What to do.
Copy every line of the data that includes the string "ylabel".

# START OF Records

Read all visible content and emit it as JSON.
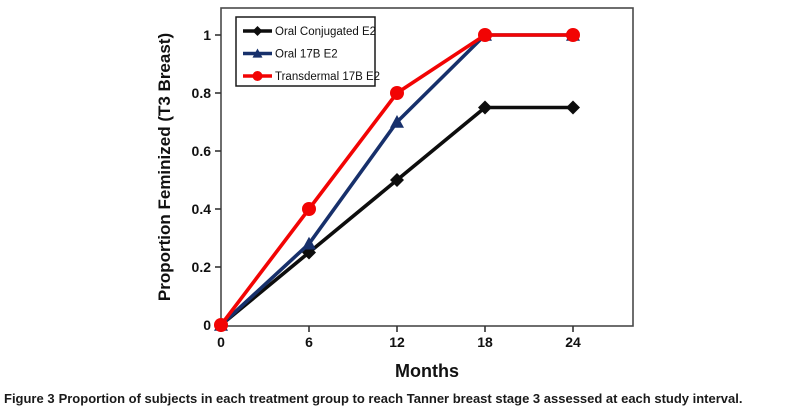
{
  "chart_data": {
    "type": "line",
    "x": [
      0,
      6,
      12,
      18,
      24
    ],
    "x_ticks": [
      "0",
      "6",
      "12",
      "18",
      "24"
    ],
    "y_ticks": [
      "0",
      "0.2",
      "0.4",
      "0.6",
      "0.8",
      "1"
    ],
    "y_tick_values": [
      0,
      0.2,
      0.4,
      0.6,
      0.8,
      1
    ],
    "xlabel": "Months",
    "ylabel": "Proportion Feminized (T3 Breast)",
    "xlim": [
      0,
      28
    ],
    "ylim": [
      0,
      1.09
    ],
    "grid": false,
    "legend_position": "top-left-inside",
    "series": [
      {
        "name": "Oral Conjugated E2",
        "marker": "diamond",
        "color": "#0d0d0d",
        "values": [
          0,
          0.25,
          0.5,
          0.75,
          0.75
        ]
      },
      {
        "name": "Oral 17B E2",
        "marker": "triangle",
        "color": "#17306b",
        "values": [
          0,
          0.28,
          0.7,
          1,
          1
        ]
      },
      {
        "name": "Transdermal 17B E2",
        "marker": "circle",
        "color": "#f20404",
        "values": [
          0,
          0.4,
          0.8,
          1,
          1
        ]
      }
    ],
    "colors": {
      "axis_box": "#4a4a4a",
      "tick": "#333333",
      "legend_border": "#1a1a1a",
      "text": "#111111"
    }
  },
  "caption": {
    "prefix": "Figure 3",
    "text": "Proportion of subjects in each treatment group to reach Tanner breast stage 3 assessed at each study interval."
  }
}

# END OF Records
# START OF Records

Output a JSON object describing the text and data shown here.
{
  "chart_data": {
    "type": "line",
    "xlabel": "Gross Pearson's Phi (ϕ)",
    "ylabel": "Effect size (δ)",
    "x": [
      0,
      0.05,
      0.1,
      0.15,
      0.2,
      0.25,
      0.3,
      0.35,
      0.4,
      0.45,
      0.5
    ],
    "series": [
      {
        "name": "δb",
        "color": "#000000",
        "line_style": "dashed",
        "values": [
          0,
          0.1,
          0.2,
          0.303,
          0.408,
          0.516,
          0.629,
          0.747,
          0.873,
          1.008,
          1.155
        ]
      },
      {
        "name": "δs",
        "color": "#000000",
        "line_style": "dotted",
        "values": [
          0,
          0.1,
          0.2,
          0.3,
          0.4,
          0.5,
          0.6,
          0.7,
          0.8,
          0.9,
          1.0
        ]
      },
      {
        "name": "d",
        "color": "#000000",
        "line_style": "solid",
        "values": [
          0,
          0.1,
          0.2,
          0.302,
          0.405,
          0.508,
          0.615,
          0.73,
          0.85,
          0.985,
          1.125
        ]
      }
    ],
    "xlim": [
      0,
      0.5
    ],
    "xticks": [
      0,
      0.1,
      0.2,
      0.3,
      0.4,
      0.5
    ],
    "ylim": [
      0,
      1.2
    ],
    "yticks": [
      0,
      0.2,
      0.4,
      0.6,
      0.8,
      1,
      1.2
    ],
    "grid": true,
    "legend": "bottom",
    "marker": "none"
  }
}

# END OF Records
# START OF Records

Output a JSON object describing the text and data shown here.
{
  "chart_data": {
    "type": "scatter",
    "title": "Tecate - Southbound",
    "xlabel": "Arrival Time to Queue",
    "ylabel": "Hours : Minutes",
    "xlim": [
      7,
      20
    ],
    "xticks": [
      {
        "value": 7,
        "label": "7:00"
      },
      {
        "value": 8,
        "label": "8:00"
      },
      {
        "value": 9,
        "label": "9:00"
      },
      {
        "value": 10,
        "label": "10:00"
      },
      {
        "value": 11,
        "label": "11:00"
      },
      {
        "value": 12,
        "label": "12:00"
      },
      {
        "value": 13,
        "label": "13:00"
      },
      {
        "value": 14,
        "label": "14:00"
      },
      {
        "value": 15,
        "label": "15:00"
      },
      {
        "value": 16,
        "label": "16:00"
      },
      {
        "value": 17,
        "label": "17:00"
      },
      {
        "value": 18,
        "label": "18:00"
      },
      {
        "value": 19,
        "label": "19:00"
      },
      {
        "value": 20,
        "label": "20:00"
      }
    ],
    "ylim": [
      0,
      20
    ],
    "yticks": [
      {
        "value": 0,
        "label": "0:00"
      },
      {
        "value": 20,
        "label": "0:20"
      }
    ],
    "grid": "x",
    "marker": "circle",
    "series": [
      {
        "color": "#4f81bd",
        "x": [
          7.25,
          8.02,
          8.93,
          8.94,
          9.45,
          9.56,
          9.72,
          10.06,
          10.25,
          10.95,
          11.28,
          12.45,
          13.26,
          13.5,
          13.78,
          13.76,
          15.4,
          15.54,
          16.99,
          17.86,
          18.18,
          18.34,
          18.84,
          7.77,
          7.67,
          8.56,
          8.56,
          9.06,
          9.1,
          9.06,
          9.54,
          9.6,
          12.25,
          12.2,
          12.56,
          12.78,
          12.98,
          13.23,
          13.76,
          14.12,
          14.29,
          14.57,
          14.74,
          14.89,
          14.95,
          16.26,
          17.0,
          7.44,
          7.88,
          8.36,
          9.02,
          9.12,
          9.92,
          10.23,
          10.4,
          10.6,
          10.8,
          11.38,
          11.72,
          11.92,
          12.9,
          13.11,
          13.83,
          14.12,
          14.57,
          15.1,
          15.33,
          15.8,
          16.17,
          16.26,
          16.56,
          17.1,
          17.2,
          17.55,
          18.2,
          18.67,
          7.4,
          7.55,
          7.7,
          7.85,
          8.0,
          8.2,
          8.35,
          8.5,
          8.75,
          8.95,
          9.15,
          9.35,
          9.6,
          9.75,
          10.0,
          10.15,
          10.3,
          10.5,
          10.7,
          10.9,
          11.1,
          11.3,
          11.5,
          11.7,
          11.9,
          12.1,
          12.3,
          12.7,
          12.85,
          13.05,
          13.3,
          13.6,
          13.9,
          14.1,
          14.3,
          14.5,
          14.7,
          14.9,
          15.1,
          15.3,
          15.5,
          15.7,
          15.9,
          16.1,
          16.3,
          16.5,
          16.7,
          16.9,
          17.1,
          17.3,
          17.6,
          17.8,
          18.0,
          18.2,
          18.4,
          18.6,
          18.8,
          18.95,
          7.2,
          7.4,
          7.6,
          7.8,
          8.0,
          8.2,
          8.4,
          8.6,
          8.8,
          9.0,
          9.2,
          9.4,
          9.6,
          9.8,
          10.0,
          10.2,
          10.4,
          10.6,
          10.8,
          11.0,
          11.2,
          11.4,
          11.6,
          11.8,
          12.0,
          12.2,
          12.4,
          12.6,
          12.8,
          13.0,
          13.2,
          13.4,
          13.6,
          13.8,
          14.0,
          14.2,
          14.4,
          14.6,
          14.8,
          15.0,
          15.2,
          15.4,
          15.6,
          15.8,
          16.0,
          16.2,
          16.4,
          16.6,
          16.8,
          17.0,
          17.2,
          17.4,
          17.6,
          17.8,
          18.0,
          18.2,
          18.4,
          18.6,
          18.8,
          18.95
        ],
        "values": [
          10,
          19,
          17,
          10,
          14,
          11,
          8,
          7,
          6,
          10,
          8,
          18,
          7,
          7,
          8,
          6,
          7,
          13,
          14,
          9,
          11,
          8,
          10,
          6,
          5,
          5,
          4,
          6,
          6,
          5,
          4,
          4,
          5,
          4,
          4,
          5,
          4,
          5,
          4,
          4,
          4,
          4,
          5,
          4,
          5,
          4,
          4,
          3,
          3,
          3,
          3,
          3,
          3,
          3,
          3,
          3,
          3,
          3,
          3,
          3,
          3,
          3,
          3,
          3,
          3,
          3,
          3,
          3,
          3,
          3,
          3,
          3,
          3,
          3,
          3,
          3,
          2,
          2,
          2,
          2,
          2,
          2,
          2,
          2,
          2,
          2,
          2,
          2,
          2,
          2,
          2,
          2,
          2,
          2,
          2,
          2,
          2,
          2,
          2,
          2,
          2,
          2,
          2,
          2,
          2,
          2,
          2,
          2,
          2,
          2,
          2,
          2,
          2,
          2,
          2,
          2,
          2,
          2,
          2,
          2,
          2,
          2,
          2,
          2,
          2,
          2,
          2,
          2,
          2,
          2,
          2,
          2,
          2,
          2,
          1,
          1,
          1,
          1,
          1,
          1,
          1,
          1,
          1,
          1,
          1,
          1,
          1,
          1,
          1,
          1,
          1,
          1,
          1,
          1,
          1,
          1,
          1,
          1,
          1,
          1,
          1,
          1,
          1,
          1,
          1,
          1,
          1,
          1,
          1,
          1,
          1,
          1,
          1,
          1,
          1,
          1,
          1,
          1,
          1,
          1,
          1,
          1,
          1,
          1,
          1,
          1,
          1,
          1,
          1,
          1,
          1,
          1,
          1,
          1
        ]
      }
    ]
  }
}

# END OF Records

The result.
    "ylabel": "Proportion Feminized (T3 Breast)",
    "ylabel": "Effect size (δ)",
    "ylabel": "Hours : Minutes",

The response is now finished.